Find every line in the records below that contains the word "parents", and copy each such line.

• • •

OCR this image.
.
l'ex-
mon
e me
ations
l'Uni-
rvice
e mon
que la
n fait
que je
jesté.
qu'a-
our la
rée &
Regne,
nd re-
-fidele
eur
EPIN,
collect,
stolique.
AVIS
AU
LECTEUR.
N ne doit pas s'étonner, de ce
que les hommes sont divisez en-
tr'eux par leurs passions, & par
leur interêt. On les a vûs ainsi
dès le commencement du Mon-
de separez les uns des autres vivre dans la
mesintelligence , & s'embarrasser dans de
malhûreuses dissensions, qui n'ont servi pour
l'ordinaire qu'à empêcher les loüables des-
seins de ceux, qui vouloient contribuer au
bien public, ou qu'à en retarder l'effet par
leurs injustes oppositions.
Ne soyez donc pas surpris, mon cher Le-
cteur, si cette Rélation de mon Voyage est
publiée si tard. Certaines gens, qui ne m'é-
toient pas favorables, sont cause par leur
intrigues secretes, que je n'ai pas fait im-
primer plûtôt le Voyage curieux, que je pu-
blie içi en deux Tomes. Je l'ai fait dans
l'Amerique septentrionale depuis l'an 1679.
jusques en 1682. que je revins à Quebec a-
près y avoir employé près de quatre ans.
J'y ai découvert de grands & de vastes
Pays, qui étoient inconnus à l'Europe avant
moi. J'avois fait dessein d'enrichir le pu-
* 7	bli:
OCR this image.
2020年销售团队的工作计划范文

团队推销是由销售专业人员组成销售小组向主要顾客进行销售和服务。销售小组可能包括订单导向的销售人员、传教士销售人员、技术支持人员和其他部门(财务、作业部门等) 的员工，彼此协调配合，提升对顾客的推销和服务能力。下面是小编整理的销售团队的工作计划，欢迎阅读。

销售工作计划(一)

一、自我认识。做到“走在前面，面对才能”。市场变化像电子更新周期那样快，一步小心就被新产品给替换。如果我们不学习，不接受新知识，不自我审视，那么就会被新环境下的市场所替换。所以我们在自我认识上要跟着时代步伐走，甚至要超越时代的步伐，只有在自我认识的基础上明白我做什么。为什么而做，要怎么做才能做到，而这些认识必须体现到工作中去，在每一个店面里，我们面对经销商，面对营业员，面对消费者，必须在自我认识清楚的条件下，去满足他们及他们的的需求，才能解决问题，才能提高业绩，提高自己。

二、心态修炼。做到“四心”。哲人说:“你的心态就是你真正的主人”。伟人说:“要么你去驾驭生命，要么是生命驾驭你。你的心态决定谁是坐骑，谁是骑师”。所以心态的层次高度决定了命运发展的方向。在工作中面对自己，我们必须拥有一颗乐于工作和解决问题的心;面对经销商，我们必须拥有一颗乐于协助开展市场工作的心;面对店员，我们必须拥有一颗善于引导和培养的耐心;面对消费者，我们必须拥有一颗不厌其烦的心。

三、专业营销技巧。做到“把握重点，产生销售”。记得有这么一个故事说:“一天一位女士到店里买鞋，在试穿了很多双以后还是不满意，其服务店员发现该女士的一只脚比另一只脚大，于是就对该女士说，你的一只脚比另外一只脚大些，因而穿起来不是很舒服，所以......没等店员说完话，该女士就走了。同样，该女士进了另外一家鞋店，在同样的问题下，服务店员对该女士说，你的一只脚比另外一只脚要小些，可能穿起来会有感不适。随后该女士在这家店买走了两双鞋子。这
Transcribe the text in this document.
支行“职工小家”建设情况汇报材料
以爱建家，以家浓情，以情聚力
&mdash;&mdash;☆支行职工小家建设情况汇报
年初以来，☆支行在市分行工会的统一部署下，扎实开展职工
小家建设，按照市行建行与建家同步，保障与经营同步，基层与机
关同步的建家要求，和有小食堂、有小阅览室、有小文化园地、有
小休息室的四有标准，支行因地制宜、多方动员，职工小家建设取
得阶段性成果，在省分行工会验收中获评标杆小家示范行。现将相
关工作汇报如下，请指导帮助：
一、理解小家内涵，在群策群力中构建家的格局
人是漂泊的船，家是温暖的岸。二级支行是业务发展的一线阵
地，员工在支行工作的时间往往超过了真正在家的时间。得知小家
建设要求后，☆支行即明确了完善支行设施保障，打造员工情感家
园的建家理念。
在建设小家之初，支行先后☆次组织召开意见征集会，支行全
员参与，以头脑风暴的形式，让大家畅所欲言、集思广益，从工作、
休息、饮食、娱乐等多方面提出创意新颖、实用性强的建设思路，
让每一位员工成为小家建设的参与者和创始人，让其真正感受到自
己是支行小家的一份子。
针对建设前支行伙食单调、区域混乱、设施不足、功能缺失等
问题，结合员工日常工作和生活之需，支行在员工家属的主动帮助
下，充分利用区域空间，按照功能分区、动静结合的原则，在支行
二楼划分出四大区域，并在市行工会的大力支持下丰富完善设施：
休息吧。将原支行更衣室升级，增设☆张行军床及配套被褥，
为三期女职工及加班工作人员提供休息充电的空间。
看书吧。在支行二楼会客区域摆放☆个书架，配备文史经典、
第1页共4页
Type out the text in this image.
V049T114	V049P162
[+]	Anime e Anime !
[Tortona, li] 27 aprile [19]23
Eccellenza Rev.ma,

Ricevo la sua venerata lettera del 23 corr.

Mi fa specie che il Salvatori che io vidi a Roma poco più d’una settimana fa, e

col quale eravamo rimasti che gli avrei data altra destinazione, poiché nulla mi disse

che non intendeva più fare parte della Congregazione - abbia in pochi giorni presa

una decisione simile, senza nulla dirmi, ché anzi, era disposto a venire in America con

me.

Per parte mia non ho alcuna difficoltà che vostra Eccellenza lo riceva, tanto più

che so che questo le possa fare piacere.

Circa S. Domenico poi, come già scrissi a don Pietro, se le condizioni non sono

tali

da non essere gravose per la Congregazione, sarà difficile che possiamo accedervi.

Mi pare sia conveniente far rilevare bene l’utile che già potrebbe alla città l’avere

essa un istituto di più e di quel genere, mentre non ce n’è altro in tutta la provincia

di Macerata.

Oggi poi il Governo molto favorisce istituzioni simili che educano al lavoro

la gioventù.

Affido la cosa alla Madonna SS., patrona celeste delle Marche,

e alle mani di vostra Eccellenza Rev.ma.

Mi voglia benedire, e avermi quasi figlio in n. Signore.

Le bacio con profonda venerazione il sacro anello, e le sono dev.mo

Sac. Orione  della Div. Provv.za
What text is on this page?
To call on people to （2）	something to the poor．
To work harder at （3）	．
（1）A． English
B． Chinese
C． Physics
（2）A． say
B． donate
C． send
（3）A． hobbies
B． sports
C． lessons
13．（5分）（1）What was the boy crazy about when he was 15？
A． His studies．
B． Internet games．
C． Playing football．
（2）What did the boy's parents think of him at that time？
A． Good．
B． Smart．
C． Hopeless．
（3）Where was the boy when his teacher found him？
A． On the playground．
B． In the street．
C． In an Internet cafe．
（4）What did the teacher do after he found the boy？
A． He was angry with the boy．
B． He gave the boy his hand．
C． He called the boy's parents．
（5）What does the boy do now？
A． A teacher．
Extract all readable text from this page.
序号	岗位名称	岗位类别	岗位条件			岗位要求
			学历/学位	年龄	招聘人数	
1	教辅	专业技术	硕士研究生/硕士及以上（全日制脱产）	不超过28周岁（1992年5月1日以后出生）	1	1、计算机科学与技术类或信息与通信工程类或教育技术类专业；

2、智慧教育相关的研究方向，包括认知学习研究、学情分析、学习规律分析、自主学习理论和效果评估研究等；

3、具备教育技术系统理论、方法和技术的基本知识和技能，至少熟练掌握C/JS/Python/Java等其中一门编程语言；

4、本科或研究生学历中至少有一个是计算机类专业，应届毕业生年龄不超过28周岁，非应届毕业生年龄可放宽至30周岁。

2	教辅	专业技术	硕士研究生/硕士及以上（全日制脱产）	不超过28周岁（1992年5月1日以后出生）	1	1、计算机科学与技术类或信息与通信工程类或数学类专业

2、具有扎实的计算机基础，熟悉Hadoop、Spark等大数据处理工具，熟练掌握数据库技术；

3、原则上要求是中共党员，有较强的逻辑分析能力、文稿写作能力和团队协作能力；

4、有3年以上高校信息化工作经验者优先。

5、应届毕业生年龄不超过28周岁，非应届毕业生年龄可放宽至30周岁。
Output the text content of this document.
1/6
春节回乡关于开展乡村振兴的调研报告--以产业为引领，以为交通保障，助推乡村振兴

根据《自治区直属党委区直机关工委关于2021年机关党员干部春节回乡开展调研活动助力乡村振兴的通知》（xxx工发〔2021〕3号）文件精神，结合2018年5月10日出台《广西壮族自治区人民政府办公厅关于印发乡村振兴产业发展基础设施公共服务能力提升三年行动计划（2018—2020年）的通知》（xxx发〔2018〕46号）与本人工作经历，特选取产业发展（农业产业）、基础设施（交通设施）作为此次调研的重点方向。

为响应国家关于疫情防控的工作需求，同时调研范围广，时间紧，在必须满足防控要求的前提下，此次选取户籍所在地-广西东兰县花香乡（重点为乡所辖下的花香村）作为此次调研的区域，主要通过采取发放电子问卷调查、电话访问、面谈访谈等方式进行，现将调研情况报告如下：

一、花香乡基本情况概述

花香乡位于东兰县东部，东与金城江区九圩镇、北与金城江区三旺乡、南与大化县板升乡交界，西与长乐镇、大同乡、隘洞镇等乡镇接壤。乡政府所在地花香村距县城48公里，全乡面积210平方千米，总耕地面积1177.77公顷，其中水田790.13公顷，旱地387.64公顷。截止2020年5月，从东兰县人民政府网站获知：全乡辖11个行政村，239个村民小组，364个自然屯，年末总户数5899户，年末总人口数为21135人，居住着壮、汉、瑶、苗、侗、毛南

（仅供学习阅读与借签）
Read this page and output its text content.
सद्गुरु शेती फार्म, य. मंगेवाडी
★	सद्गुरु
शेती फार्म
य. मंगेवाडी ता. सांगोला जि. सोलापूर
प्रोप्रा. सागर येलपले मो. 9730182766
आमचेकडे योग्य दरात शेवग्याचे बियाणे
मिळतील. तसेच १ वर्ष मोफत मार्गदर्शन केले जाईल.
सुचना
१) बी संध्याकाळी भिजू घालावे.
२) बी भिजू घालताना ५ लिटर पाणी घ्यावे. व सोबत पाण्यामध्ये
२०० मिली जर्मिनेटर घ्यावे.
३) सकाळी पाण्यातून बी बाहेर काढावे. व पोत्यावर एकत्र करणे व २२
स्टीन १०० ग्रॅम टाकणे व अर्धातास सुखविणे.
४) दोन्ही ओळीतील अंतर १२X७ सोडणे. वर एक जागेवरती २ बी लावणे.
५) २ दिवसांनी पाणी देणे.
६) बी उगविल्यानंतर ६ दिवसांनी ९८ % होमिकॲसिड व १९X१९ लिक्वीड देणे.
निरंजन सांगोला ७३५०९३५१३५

• • •

*RESPONSE TO THE TASK*.
（2）What did the boy's parents think of him at that time？
C． He called the boy's parents．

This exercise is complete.